Data items:
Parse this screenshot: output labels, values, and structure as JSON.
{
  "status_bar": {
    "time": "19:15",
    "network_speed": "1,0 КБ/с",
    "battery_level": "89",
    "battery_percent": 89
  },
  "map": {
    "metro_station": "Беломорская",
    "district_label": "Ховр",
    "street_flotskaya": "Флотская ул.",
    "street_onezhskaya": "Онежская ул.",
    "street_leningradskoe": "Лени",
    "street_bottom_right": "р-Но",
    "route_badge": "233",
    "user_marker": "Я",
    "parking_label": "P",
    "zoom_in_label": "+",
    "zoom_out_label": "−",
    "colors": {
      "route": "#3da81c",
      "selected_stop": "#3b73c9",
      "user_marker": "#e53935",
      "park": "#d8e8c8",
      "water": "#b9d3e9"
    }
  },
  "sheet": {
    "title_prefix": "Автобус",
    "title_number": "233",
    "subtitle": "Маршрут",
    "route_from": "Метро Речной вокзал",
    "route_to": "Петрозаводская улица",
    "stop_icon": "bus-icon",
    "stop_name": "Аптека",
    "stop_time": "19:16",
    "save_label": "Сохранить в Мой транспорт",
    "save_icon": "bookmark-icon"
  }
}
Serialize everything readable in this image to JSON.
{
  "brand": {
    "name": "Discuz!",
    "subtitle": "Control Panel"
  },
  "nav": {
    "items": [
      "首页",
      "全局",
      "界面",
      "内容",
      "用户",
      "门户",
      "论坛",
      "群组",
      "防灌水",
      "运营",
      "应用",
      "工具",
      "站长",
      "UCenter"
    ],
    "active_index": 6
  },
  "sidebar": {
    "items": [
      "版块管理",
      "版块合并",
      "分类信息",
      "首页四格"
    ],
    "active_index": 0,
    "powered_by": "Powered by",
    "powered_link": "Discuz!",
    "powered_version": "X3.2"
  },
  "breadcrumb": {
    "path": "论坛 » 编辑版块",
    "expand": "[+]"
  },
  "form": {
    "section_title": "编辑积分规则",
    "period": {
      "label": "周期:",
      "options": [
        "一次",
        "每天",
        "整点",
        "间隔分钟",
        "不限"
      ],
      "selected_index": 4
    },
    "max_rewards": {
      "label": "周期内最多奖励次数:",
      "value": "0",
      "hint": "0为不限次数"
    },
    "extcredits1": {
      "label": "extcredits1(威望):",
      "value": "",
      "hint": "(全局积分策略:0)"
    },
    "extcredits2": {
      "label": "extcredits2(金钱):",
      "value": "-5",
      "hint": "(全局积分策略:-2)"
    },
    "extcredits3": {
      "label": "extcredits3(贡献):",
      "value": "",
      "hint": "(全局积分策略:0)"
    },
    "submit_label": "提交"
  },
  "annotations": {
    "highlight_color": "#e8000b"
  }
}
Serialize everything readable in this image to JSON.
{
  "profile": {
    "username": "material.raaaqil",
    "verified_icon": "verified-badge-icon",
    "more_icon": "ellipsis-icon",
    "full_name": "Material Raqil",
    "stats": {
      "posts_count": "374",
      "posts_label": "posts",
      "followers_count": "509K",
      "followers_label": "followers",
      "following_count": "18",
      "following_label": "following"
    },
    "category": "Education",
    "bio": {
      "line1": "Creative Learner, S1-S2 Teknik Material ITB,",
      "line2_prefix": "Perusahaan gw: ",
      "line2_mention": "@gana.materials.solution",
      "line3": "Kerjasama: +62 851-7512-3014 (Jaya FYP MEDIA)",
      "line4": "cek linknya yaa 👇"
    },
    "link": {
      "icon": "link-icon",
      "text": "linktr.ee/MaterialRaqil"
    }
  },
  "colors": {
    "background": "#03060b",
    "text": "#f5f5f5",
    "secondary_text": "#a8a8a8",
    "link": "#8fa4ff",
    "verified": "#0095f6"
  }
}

WRITTEN TASK: All of the entries should be written out again exactly.

TASK OUTPUT:
Parse this screenshot: output labels, values, and structure as JSON.
{
  "status_bar": {
    "time": "19:15",
    "network_speed": "1,0 КБ/с",
    "battery_level": "89",
    "battery_percent": 89
  },
  "map": {
    "metro_station": "Беломорская",
    "district_label": "Ховр",
    "street_flotskaya": "Флотская ул.",
    "street_onezhskaya": "Онежская ул.",
    "street_leningradskoe": "Лени",
    "street_bottom_right": "р-Но",
    "route_badge": "233",
    "user_marker": "Я",
    "parking_label": "P",
    "zoom_in_label": "+",
    "zoom_out_label": "−",
    "colors": {
      "route": "#3da81c",
      "selected_stop": "#3b73c9",
      "user_marker": "#e53935",
      "park": "#d8e8c8",
      "water": "#b9d3e9"
    }
  },
  "sheet": {
    "title_prefix": "Автобус",
    "title_number": "233",
    "subtitle": "Маршрут",
    "route_from": "Метро Речной вокзал",
    "route_to": "Петрозаводская улица",
    "stop_icon": "bus-icon",
    "stop_name": "Аптека",
    "stop_time": "19:16",
    "save_label": "Сохранить в Мой транспорт",
    "save_icon": "bookmark-icon"
  }
}
Serialize everything readable in this image to JSON.
{
  "brand": {
    "name": "Discuz!",
    "subtitle": "Control Panel"
  },
  "nav": {
    "items": [
      "首页",
      "全局",
      "界面",
      "内容",
      "用户",
      "门户",
      "论坛",
      "群组",
      "防灌水",
      "运营",
      "应用",
      "工具",
      "站长",
      "UCenter"
    ],
    "active_index": 6
  },
  "sidebar": {
    "items": [
      "版块管理",
      "版块合并",
      "分类信息",
      "首页四格"
    ],
    "active_index": 0,
    "powered_by": "Powered by",
    "powered_link": "Discuz!",
    "powered_version": "X3.2"
  },
  "breadcrumb": {
    "path": "论坛 » 编辑版块",
    "expand": "[+]"
  },
  "form": {
    "section_title": "编辑积分规则",
    "period": {
      "label": "周期:",
      "options": [
        "一次",
        "每天",
        "整点",
        "间隔分钟",
        "不限"
      ],
      "selected_index": 4
    },
    "max_rewards": {
      "label": "周期内最多奖励次数:",
      "value": "0",
      "hint": "0为不限次数"
    },
    "extcredits1": {
      "label": "extcredits1(威望):",
      "value": "",
      "hint": "(全局积分策略:0)"
    },
    "extcredits2": {
      "label": "extcredits2(金钱):",
      "value": "-5",
      "hint": "(全局积分策略:-2)"
    },
    "extcredits3": {
      "label": "extcredits3(贡献):",
      "value": "",
      "hint": "(全局积分策略:0)"
    },
    "submit_label": "提交"
  },
  "annotations": {
    "highlight_color": "#e8000b"
  }
}
Serialize everything readable in this image to JSON.
{
  "profile": {
    "username": "material.raaaqil",
    "verified_icon": "verified-badge-icon",
    "more_icon": "ellipsis-icon",
    "full_name": "Material Raqil",
    "stats": {
      "posts_count": "374",
      "posts_label": "posts",
      "followers_count": "509K",
      "followers_label": "followers",
      "following_count": "18",
      "following_label": "following"
    },
    "category": "Education",
    "bio": {
      "line1": "Creative Learner, S1-S2 Teknik Material ITB,",
      "line2_prefix": "Perusahaan gw: ",
      "line2_mention": "@gana.materials.solution",
      "line3": "Kerjasama: +62 851-7512-3014 (Jaya FYP MEDIA)",
      "line4": "cek linknya yaa 👇"
    },
    "link": {
      "icon": "link-icon",
      "text": "linktr.ee/MaterialRaqil"
    }
  },
  "colors": {
    "background": "#03060b",
    "text": "#f5f5f5",
    "secondary_text": "#a8a8a8",
    "link": "#8fa4ff",
    "verified": "#0095f6"
  }
}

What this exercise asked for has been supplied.